- **Exercise details**
Output every record word for word.

- **Exercise materials**
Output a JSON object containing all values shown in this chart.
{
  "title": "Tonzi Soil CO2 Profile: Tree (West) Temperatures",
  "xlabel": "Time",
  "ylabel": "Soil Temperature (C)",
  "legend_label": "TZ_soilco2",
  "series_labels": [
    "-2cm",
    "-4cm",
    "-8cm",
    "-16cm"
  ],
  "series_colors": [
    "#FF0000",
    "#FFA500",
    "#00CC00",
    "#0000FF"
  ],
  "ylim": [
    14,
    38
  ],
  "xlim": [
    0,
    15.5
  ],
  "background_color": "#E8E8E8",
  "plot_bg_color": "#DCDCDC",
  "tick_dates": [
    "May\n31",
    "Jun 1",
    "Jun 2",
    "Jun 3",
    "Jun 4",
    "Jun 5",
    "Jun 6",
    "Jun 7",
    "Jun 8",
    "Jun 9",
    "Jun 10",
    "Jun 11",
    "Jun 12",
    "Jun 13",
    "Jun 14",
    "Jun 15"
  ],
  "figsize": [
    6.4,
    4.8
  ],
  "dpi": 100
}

- **Response below**
Output a JSON object containing all values shown in this chart.
{
  "title": "Tonzi Soil CO2 Profile: Tree (West) Temperatures",
  "xlabel": "Time",
  "ylabel": "Soil Temperature (C)",
  "legend_label": "TZ_soilco2",
  "series_labels": [
    "-2cm",
    "-4cm",
    "-8cm",
    "-16cm"
  ],
  "series_colors": [
    "#FF0000",
    "#FFA500",
    "#00CC00",
    "#0000FF"
  ],
  "ylim": [
    14,
    38
  ],
  "xlim": [
    0,
    15.5
  ],
  "background_color": "#E8E8E8",
  "plot_bg_color": "#DCDCDC",
  "tick_dates": [
    "May\n31",
    "Jun 1",
    "Jun 2",
    "Jun 3",
    "Jun 4",
    "Jun 5",
    "Jun 6",
    "Jun 7",
    "Jun 8",
    "Jun 9",
    "Jun 10",
    "Jun 11",
    "Jun 12",
    "Jun 13",
    "Jun 14",
    "Jun 15"
  ],
  "figsize": [
    6.4,
    4.8
  ],
  "dpi": 100
}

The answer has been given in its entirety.